# THE EXERCISE
Pull out each line of the records holding the string "color".

# SUPPLIED RECORDS
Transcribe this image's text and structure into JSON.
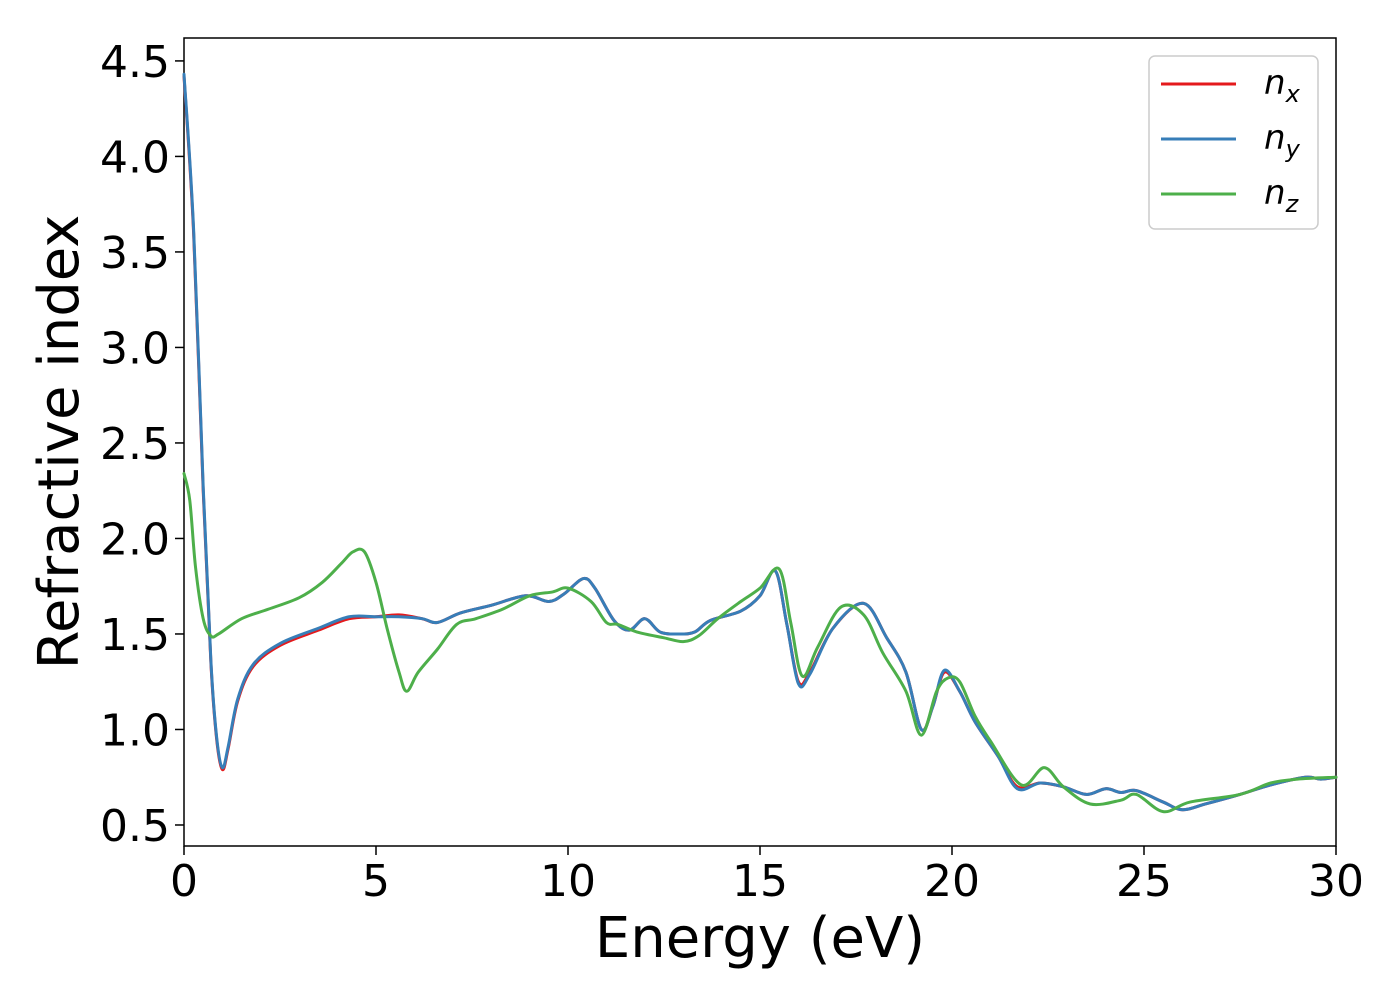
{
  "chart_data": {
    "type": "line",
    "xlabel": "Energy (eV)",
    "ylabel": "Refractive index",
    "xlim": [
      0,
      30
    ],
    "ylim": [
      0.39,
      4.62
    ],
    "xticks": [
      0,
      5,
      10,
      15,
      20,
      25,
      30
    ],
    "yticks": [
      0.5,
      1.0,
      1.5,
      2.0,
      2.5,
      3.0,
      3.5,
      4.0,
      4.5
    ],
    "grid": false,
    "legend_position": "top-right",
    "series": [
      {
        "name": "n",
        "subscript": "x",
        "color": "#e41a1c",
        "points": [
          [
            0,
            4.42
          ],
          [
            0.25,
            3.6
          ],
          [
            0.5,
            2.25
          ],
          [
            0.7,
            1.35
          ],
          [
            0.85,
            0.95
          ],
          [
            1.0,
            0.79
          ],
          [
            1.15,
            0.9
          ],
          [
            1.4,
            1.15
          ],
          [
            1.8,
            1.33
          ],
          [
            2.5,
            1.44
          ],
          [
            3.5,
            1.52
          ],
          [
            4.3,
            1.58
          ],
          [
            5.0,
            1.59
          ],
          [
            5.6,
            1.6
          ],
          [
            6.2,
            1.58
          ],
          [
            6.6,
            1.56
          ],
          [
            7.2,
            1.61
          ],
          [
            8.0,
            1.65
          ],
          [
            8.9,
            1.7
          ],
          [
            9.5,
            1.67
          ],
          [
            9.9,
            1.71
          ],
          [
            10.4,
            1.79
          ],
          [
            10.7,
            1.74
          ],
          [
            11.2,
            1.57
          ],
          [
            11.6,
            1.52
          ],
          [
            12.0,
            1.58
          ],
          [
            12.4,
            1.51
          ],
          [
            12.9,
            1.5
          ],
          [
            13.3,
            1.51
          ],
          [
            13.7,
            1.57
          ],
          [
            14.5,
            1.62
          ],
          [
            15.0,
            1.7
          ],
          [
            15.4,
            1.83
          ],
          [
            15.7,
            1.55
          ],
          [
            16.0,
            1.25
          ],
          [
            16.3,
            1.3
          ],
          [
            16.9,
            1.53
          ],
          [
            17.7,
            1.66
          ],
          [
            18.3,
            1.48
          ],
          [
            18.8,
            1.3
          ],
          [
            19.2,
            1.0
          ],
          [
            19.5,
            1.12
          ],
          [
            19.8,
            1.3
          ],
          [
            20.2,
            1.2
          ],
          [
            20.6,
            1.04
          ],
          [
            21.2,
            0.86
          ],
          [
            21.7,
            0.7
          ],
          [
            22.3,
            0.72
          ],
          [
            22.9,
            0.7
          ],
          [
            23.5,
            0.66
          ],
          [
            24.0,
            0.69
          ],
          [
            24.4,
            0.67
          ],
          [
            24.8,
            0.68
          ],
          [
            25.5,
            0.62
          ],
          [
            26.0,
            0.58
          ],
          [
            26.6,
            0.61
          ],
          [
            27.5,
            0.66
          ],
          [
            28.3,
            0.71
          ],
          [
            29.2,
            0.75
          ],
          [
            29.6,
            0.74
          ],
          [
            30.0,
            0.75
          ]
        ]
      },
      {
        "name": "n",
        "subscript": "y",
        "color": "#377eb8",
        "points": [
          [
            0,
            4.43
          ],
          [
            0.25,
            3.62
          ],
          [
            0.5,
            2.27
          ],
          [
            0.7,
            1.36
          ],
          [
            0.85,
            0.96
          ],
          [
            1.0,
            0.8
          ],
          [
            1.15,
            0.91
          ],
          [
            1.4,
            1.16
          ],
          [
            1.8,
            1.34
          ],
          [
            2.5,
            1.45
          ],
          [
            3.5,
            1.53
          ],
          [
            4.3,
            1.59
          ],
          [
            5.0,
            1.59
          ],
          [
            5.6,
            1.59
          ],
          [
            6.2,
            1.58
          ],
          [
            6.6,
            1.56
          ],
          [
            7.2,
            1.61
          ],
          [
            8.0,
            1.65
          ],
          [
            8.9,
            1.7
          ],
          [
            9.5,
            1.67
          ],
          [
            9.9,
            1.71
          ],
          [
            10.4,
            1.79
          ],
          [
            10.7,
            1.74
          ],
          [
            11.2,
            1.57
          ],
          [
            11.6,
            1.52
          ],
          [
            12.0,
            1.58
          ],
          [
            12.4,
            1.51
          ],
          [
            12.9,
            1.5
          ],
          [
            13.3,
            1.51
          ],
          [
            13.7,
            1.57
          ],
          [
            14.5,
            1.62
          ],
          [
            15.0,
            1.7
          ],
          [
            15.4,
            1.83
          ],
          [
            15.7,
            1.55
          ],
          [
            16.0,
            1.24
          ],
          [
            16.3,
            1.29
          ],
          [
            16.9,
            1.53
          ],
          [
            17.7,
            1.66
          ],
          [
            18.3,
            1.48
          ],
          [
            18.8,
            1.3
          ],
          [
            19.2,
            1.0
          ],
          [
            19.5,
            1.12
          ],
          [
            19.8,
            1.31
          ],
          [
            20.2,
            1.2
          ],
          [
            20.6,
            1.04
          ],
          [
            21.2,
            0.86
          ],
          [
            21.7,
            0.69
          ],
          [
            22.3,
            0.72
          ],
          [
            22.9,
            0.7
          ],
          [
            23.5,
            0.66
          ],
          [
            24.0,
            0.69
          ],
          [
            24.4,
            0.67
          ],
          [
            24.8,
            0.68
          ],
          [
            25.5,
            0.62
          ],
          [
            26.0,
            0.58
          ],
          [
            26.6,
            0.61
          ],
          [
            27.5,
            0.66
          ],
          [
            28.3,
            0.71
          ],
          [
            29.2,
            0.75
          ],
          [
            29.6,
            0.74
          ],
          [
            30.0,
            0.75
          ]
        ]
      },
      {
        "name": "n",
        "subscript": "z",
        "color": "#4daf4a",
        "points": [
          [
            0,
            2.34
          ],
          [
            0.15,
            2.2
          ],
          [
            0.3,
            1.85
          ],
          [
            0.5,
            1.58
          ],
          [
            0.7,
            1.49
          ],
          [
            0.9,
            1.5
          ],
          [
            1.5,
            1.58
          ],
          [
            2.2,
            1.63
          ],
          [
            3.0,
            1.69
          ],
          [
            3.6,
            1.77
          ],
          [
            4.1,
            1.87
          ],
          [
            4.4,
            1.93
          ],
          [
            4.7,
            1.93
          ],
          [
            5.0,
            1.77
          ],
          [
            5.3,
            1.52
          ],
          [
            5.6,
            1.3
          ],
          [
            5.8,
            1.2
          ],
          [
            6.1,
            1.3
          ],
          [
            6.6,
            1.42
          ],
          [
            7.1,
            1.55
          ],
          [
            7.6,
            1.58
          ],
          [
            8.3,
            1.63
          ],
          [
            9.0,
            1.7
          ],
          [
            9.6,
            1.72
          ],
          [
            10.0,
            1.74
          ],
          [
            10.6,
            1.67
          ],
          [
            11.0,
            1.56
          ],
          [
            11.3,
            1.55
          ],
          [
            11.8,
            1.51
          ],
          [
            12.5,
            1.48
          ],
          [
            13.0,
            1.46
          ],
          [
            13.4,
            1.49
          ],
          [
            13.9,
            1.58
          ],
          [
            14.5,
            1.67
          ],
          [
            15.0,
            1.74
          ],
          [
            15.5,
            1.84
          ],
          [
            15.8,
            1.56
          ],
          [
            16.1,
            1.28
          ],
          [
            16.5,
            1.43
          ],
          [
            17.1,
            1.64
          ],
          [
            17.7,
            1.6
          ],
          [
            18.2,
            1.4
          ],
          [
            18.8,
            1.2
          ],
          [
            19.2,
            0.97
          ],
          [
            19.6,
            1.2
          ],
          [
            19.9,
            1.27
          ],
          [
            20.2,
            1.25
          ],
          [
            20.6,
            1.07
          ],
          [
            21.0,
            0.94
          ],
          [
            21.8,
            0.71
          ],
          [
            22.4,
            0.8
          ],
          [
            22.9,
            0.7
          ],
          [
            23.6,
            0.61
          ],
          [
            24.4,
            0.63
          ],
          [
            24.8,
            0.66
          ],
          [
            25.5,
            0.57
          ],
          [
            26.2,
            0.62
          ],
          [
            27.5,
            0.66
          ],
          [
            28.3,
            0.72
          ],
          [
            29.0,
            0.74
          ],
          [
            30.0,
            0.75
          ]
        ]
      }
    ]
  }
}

# SOLUTION FOR THIS EXERCISE
        "color": "#e41a1c",
        "color": "#377eb8",
        "color": "#4daf4a",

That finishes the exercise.